#### TASK DATA
◇ ◇ ◇ ◇ ◇

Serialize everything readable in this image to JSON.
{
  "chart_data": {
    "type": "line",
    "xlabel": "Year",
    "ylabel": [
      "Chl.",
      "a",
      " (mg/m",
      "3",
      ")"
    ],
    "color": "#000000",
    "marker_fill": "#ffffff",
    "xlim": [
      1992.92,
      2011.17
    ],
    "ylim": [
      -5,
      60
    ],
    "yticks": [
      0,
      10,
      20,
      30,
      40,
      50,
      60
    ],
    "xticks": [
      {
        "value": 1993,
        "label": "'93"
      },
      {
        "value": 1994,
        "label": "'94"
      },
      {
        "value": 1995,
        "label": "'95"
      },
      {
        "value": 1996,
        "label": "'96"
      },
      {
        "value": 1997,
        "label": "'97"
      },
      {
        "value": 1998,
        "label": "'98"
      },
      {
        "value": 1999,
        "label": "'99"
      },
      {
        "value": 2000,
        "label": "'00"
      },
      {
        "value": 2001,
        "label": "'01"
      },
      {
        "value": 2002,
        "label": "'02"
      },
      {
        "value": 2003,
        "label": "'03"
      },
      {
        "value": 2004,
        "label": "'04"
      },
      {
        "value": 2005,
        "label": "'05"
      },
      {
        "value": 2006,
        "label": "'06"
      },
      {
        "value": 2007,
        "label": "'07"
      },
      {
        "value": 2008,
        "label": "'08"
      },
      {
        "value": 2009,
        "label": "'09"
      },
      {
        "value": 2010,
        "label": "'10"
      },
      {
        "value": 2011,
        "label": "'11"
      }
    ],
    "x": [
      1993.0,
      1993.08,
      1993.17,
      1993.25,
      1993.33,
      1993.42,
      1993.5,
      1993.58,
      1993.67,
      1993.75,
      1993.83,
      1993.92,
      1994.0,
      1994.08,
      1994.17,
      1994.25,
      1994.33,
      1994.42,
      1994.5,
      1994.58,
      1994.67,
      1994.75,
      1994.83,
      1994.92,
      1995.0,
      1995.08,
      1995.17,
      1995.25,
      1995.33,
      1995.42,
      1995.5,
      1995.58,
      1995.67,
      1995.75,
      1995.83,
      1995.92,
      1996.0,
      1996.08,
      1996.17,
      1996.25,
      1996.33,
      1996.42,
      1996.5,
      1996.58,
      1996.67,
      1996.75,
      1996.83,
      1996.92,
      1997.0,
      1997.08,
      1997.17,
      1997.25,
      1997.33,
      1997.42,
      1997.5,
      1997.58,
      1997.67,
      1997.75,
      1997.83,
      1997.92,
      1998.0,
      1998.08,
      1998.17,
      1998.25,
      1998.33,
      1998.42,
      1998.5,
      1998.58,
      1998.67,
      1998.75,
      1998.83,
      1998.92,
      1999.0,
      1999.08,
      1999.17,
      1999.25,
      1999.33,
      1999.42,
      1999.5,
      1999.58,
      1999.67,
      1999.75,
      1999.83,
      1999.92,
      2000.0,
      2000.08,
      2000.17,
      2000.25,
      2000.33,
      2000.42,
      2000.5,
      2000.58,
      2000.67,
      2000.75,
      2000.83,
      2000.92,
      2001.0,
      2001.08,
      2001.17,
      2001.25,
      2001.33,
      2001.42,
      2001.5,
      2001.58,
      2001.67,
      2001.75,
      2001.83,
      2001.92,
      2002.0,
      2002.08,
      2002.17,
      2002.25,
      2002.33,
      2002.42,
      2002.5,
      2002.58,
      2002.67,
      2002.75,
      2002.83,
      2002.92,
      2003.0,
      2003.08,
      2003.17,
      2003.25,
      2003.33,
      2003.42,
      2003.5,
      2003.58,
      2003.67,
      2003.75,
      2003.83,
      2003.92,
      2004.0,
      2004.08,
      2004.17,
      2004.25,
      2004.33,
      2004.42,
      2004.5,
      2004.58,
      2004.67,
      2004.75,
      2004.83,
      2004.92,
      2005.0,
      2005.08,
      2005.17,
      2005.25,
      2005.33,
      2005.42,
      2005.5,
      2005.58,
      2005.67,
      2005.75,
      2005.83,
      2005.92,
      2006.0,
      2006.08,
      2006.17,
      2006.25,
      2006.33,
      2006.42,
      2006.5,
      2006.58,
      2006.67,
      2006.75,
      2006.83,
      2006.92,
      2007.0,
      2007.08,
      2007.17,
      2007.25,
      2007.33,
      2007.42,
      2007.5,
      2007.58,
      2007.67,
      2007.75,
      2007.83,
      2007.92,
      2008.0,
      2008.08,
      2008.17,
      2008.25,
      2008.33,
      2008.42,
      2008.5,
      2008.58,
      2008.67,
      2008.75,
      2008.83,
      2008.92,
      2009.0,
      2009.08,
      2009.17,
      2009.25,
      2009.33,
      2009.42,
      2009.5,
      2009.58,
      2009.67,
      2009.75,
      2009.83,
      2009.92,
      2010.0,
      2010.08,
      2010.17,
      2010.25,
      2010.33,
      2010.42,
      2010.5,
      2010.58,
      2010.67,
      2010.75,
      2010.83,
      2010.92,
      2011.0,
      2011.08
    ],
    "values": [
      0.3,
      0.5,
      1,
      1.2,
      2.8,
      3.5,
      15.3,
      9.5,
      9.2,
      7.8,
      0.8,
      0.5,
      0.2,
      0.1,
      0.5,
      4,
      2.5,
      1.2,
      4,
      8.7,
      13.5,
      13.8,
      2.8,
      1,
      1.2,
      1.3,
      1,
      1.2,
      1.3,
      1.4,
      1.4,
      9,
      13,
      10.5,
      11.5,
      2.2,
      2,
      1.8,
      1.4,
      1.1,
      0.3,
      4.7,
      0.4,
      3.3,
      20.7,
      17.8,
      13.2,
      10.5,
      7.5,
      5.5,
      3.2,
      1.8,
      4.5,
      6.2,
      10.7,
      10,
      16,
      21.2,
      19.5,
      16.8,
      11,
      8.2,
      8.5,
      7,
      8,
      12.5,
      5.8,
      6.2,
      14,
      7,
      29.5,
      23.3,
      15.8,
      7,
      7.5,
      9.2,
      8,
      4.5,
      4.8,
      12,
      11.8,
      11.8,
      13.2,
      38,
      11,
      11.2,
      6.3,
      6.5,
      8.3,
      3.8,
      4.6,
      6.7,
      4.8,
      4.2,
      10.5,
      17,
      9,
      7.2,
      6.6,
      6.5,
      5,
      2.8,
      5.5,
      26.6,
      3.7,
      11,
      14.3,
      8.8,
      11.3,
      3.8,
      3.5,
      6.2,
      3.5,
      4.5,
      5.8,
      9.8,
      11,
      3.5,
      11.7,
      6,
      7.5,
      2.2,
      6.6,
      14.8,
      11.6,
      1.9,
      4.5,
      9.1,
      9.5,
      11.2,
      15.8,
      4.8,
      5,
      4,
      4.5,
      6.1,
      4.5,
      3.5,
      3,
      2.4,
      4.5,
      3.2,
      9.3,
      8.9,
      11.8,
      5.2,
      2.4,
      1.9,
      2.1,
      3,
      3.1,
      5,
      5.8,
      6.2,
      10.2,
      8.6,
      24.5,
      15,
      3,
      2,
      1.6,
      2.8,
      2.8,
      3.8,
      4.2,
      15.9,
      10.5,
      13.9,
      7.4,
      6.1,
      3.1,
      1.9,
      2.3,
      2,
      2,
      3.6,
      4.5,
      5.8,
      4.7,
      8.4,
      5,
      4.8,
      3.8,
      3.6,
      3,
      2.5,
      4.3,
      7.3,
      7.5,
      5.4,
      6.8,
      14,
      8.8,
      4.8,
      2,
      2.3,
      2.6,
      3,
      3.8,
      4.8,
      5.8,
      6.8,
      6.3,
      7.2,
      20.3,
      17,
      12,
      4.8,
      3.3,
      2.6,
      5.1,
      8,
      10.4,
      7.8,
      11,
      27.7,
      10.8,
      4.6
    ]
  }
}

◇ ◇ ◇ ◇ ◇

#### INSTRUCTIONS TO FOLLOW
Write out the full listing, keeping every line exactly as it is.

#### SOLUTION TO THE PROBLEM
Serialize everything readable in this image to JSON.
{
  "chart_data": {
    "type": "line",
    "xlabel": "Year",
    "ylabel": [
      "Chl.",
      "a",
      " (mg/m",
      "3",
      ")"
    ],
    "color": "#000000",
    "marker_fill": "#ffffff",
    "xlim": [
      1992.92,
      2011.17
    ],
    "ylim": [
      -5,
      60
    ],
    "yticks": [
      0,
      10,
      20,
      30,
      40,
      50,
      60
    ],
    "xticks": [
      {
        "value": 1993,
        "label": "'93"
      },
      {
        "value": 1994,
        "label": "'94"
      },
      {
        "value": 1995,
        "label": "'95"
      },
      {
        "value": 1996,
        "label": "'96"
      },
      {
        "value": 1997,
        "label": "'97"
      },
      {
        "value": 1998,
        "label": "'98"
      },
      {
        "value": 1999,
        "label": "'99"
      },
      {
        "value": 2000,
        "label": "'00"
      },
      {
        "value": 2001,
        "label": "'01"
      },
      {
        "value": 2002,
        "label": "'02"
      },
      {
        "value": 2003,
        "label": "'03"
      },
      {
        "value": 2004,
        "label": "'04"
      },
      {
        "value": 2005,
        "label": "'05"
      },
      {
        "value": 2006,
        "label": "'06"
      },
      {
        "value": 2007,
        "label": "'07"
      },
      {
        "value": 2008,
        "label": "'08"
      },
      {
        "value": 2009,
        "label": "'09"
      },
      {
        "value": 2010,
        "label": "'10"
      },
      {
        "value": 2011,
        "label": "'11"
      }
    ],
    "x": [
      1993.0,
      1993.08,
      1993.17,
      1993.25,
      1993.33,
      1993.42,
      1993.5,
      1993.58,
      1993.67,
      1993.75,
      1993.83,
      1993.92,
      1994.0,
      1994.08,
      1994.17,
      1994.25,
      1994.33,
      1994.42,
      1994.5,
      1994.58,
      1994.67,
      1994.75,
      1994.83,
      1994.92,
      1995.0,
      1995.08,
      1995.17,
      1995.25,
      1995.33,
      1995.42,
      1995.5,
      1995.58,
      1995.67,
      1995.75,
      1995.83,
      1995.92,
      1996.0,
      1996.08,
      1996.17,
      1996.25,
      1996.33,
      1996.42,
      1996.5,
      1996.58,
      1996.67,
      1996.75,
      1996.83,
      1996.92,
      1997.0,
      1997.08,
      1997.17,
      1997.25,
      1997.33,
      1997.42,
      1997.5,
      1997.58,
      1997.67,
      1997.75,
      1997.83,
      1997.92,
      1998.0,
      1998.08,
      1998.17,
      1998.25,
      1998.33,
      1998.42,
      1998.5,
      1998.58,
      1998.67,
      1998.75,
      1998.83,
      1998.92,
      1999.0,
      1999.08,
      1999.17,
      1999.25,
      1999.33,
      1999.42,
      1999.5,
      1999.58,
      1999.67,
      1999.75,
      1999.83,
      1999.92,
      2000.0,
      2000.08,
      2000.17,
      2000.25,
      2000.33,
      2000.42,
      2000.5,
      2000.58,
      2000.67,
      2000.75,
      2000.83,
      2000.92,
      2001.0,
      2001.08,
      2001.17,
      2001.25,
      2001.33,
      2001.42,
      2001.5,
      2001.58,
      2001.67,
      2001.75,
      2001.83,
      2001.92,
      2002.0,
      2002.08,
      2002.17,
      2002.25,
      2002.33,
      2002.42,
      2002.5,
      2002.58,
      2002.67,
      2002.75,
      2002.83,
      2002.92,
      2003.0,
      2003.08,
      2003.17,
      2003.25,
      2003.33,
      2003.42,
      2003.5,
      2003.58,
      2003.67,
      2003.75,
      2003.83,
      2003.92,
      2004.0,
      2004.08,
      2004.17,
      2004.25,
      2004.33,
      2004.42,
      2004.5,
      2004.58,
      2004.67,
      2004.75,
      2004.83,
      2004.92,
      2005.0,
      2005.08,
      2005.17,
      2005.25,
      2005.33,
      2005.42,
      2005.5,
      2005.58,
      2005.67,
      2005.75,
      2005.83,
      2005.92,
      2006.0,
      2006.08,
      2006.17,
      2006.25,
      2006.33,
      2006.42,
      2006.5,
      2006.58,
      2006.67,
      2006.75,
      2006.83,
      2006.92,
      2007.0,
      2007.08,
      2007.17,
      2007.25,
      2007.33,
      2007.42,
      2007.5,
      2007.58,
      2007.67,
      2007.75,
      2007.83,
      2007.92,
      2008.0,
      2008.08,
      2008.17,
      2008.25,
      2008.33,
      2008.42,
      2008.5,
      2008.58,
      2008.67,
      2008.75,
      2008.83,
      2008.92,
      2009.0,
      2009.08,
      2009.17,
      2009.25,
      2009.33,
      2009.42,
      2009.5,
      2009.58,
      2009.67,
      2009.75,
      2009.83,
      2009.92,
      2010.0,
      2010.08,
      2010.17,
      2010.25,
      2010.33,
      2010.42,
      2010.5,
      2010.58,
      2010.67,
      2010.75,
      2010.83,
      2010.92,
      2011.0,
      2011.08
    ],
    "values": [
      0.3,
      0.5,
      1,
      1.2,
      2.8,
      3.5,
      15.3,
      9.5,
      9.2,
      7.8,
      0.8,
      0.5,
      0.2,
      0.1,
      0.5,
      4,
      2.5,
      1.2,
      4,
      8.7,
      13.5,
      13.8,
      2.8,
      1,
      1.2,
      1.3,
      1,
      1.2,
      1.3,
      1.4,
      1.4,
      9,
      13,
      10.5,
      11.5,
      2.2,
      2,
      1.8,
      1.4,
      1.1,
      0.3,
      4.7,
      0.4,
      3.3,
      20.7,
      17.8,
      13.2,
      10.5,
      7.5,
      5.5,
      3.2,
      1.8,
      4.5,
      6.2,
      10.7,
      10,
      16,
      21.2,
      19.5,
      16.8,
      11,
      8.2,
      8.5,
      7,
      8,
      12.5,
      5.8,
      6.2,
      14,
      7,
      29.5,
      23.3,
      15.8,
      7,
      7.5,
      9.2,
      8,
      4.5,
      4.8,
      12,
      11.8,
      11.8,
      13.2,
      38,
      11,
      11.2,
      6.3,
      6.5,
      8.3,
      3.8,
      4.6,
      6.7,
      4.8,
      4.2,
      10.5,
      17,
      9,
      7.2,
      6.6,
      6.5,
      5,
      2.8,
      5.5,
      26.6,
      3.7,
      11,
      14.3,
      8.8,
      11.3,
      3.8,
      3.5,
      6.2,
      3.5,
      4.5,
      5.8,
      9.8,
      11,
      3.5,
      11.7,
      6,
      7.5,
      2.2,
      6.6,
      14.8,
      11.6,
      1.9,
      4.5,
      9.1,
      9.5,
      11.2,
      15.8,
      4.8,
      5,
      4,
      4.5,
      6.1,
      4.5,
      3.5,
      3,
      2.4,
      4.5,
      3.2,
      9.3,
      8.9,
      11.8,
      5.2,
      2.4,
      1.9,
      2.1,
      3,
      3.1,
      5,
      5.8,
      6.2,
      10.2,
      8.6,
      24.5,
      15,
      3,
      2,
      1.6,
      2.8,
      2.8,
      3.8,
      4.2,
      15.9,
      10.5,
      13.9,
      7.4,
      6.1,
      3.1,
      1.9,
      2.3,
      2,
      2,
      3.6,
      4.5,
      5.8,
      4.7,
      8.4,
      5,
      4.8,
      3.8,
      3.6,
      3,
      2.5,
      4.3,
      7.3,
      7.5,
      5.4,
      6.8,
      14,
      8.8,
      4.8,
      2,
      2.3,
      2.6,
      3,
      3.8,
      4.8,
      5.8,
      6.8,
      6.3,
      7.2,
      20.3,
      17,
      12,
      4.8,
      3.3,
      2.6,
      5.1,
      8,
      10.4,
      7.8,
      11,
      27.7,
      10.8,
      4.6
    ]
  }
}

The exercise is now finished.